Prompt
Reproduce every entry exactly.

Supplied material
──────────
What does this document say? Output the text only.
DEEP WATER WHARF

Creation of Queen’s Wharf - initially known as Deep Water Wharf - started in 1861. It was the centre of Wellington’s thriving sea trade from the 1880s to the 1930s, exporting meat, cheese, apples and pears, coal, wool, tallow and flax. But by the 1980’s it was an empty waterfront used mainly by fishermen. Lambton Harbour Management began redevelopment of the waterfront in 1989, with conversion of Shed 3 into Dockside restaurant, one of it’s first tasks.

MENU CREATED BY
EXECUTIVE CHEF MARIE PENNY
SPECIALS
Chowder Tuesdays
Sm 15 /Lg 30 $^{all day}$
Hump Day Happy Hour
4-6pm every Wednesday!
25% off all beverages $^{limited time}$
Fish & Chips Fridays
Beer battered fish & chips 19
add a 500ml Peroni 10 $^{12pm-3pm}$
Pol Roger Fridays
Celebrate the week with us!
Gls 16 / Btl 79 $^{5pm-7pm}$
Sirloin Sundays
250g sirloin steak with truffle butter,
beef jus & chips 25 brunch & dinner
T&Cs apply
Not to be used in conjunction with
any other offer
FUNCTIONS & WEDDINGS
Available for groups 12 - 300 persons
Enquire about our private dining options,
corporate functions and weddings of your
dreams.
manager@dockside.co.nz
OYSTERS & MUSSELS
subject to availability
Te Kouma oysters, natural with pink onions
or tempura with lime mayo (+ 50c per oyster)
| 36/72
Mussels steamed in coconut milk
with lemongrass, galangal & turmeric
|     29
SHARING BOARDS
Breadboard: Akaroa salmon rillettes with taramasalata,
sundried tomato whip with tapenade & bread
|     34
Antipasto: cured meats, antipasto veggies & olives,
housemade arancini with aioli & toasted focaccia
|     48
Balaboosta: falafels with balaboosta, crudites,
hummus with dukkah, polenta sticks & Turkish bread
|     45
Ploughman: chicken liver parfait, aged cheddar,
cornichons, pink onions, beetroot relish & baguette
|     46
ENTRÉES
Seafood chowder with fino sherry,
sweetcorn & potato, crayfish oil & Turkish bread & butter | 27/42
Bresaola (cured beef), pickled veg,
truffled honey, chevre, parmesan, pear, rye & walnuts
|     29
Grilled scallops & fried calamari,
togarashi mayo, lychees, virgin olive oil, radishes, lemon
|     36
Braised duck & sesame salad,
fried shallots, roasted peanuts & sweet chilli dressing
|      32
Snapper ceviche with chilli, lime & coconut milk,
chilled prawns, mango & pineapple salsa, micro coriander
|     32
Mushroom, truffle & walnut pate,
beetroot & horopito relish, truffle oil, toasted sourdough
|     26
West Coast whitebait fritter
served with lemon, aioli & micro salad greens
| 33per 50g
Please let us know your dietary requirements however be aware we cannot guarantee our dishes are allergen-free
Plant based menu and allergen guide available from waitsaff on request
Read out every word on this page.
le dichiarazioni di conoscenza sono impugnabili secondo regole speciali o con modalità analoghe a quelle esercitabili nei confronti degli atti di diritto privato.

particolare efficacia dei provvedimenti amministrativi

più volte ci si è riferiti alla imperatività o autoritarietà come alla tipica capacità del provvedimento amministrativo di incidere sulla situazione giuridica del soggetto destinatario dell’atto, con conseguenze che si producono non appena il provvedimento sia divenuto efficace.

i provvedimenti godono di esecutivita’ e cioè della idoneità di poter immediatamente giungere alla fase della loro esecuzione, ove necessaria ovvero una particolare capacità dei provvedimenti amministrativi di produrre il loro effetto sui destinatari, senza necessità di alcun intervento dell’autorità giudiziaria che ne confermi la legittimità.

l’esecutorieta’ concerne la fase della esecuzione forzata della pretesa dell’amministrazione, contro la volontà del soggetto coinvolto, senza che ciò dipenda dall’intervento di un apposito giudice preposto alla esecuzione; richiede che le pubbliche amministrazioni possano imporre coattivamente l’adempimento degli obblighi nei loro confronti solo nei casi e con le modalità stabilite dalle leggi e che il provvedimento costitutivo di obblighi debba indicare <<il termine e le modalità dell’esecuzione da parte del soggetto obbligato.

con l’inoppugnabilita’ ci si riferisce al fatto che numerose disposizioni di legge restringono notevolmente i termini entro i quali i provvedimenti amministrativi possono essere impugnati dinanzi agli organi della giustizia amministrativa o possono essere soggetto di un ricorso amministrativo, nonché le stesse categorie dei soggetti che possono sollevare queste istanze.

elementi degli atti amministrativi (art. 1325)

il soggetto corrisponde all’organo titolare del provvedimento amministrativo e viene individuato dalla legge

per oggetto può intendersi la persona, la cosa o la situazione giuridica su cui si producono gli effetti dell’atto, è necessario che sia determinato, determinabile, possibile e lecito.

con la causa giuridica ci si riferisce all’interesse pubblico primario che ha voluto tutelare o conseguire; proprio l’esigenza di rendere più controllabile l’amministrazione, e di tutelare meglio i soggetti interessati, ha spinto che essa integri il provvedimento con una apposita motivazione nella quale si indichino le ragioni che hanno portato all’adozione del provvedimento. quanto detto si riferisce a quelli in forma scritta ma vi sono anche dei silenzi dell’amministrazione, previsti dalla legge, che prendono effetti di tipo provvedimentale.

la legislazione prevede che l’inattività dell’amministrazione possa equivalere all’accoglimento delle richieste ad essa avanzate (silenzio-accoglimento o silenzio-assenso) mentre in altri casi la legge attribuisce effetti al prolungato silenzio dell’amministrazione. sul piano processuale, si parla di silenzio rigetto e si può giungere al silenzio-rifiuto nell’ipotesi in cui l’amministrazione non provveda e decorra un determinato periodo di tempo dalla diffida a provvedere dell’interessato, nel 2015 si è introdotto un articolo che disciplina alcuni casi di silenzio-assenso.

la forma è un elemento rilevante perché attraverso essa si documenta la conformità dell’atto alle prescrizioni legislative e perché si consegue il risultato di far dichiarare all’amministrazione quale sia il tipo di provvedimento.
──────────
Response
What does this document say? Output the text only.
DEEP WATER WHARF

Creation of Queen’s Wharf - initially known as Deep Water Wharf - started in 1861. It was the centre of Wellington’s thriving sea trade from the 1880s to the 1930s, exporting meat, cheese, apples and pears, coal, wool, tallow and flax. But by the 1980’s it was an empty waterfront used mainly by fishermen. Lambton Harbour Management began redevelopment of the waterfront in 1989, with conversion of Shed 3 into Dockside restaurant, one of it’s first tasks.

MENU CREATED BY
EXECUTIVE CHEF MARIE PENNY
SPECIALS
Chowder Tuesdays
Sm 15 /Lg 30 $^{all day}$
Hump Day Happy Hour
4-6pm every Wednesday!
25% off all beverages $^{limited time}$
Fish & Chips Fridays
Beer battered fish & chips 19
add a 500ml Peroni 10 $^{12pm-3pm}$
Pol Roger Fridays
Celebrate the week with us!
Gls 16 / Btl 79 $^{5pm-7pm}$
Sirloin Sundays
250g sirloin steak with truffle butter,
beef jus & chips 25 brunch & dinner
T&Cs apply
Not to be used in conjunction with
any other offer
FUNCTIONS & WEDDINGS
Available for groups 12 - 300 persons
Enquire about our private dining options,
corporate functions and weddings of your
dreams.
manager@dockside.co.nz
OYSTERS & MUSSELS
subject to availability
Te Kouma oysters, natural with pink onions
or tempura with lime mayo (+ 50c per oyster)
| 36/72
Mussels steamed in coconut milk
with lemongrass, galangal & turmeric
|     29
SHARING BOARDS
Breadboard: Akaroa salmon rillettes with taramasalata,
sundried tomato whip with tapenade & bread
|     34
Antipasto: cured meats, antipasto veggies & olives,
housemade arancini with aioli & toasted focaccia
|     48
Balaboosta: falafels with balaboosta, crudites,
hummus with dukkah, polenta sticks & Turkish bread
|     45
Ploughman: chicken liver parfait, aged cheddar,
cornichons, pink onions, beetroot relish & baguette
|     46
ENTRÉES
Seafood chowder with fino sherry,
sweetcorn & potato, crayfish oil & Turkish bread & butter | 27/42
Bresaola (cured beef), pickled veg,
truffled honey, chevre, parmesan, pear, rye & walnuts
|     29
Grilled scallops & fried calamari,
togarashi mayo, lychees, virgin olive oil, radishes, lemon
|     36
Braised duck & sesame salad,
fried shallots, roasted peanuts & sweet chilli dressing
|      32
Snapper ceviche with chilli, lime & coconut milk,
chilled prawns, mango & pineapple salsa, micro coriander
|     32
Mushroom, truffle & walnut pate,
beetroot & horopito relish, truffle oil, toasted sourdough
|     26
West Coast whitebait fritter
served with lemon, aioli & micro salad greens
| 33per 50g
Please let us know your dietary requirements however be aware we cannot guarantee our dishes are allergen-free
Plant based menu and allergen guide available from waitsaff on request
Read out every word on this page.
le dichiarazioni di conoscenza sono impugnabili secondo regole speciali o con modalità analoghe a quelle esercitabili nei confronti degli atti di diritto privato.

particolare efficacia dei provvedimenti amministrativi

più volte ci si è riferiti alla imperatività o autoritarietà come alla tipica capacità del provvedimento amministrativo di incidere sulla situazione giuridica del soggetto destinatario dell’atto, con conseguenze che si producono non appena il provvedimento sia divenuto efficace.

i provvedimenti godono di esecutivita’ e cioè della idoneità di poter immediatamente giungere alla fase della loro esecuzione, ove necessaria ovvero una particolare capacità dei provvedimenti amministrativi di produrre il loro effetto sui destinatari, senza necessità di alcun intervento dell’autorità giudiziaria che ne confermi la legittimità.

l’esecutorieta’ concerne la fase della esecuzione forzata della pretesa dell’amministrazione, contro la volontà del soggetto coinvolto, senza che ciò dipenda dall’intervento di un apposito giudice preposto alla esecuzione; richiede che le pubbliche amministrazioni possano imporre coattivamente l’adempimento degli obblighi nei loro confronti solo nei casi e con le modalità stabilite dalle leggi e che il provvedimento costitutivo di obblighi debba indicare <<il termine e le modalità dell’esecuzione da parte del soggetto obbligato.

con l’inoppugnabilita’ ci si riferisce al fatto che numerose disposizioni di legge restringono notevolmente i termini entro i quali i provvedimenti amministrativi possono essere impugnati dinanzi agli organi della giustizia amministrativa o possono essere soggetto di un ricorso amministrativo, nonché le stesse categorie dei soggetti che possono sollevare queste istanze.

elementi degli atti amministrativi (art. 1325)

il soggetto corrisponde all’organo titolare del provvedimento amministrativo e viene individuato dalla legge

per oggetto può intendersi la persona, la cosa o la situazione giuridica su cui si producono gli effetti dell’atto, è necessario che sia determinato, determinabile, possibile e lecito.

con la causa giuridica ci si riferisce all’interesse pubblico primario che ha voluto tutelare o conseguire; proprio l’esigenza di rendere più controllabile l’amministrazione, e di tutelare meglio i soggetti interessati, ha spinto che essa integri il provvedimento con una apposita motivazione nella quale si indichino le ragioni che hanno portato all’adozione del provvedimento. quanto detto si riferisce a quelli in forma scritta ma vi sono anche dei silenzi dell’amministrazione, previsti dalla legge, che prendono effetti di tipo provvedimentale.

la legislazione prevede che l’inattività dell’amministrazione possa equivalere all’accoglimento delle richieste ad essa avanzate (silenzio-accoglimento o silenzio-assenso) mentre in altri casi la legge attribuisce effetti al prolungato silenzio dell’amministrazione. sul piano processuale, si parla di silenzio rigetto e si può giungere al silenzio-rifiuto nell’ipotesi in cui l’amministrazione non provveda e decorra un determinato periodo di tempo dalla diffida a provvedere dell’interessato, nel 2015 si è introdotto un articolo che disciplina alcuni casi di silenzio-assenso.

la forma è un elemento rilevante perché attraverso essa si documenta la conformità dell’atto alle prescrizioni legislative e perché si consegue il risultato di far dichiarare all’amministrazione quale sia il tipo di provvedimento.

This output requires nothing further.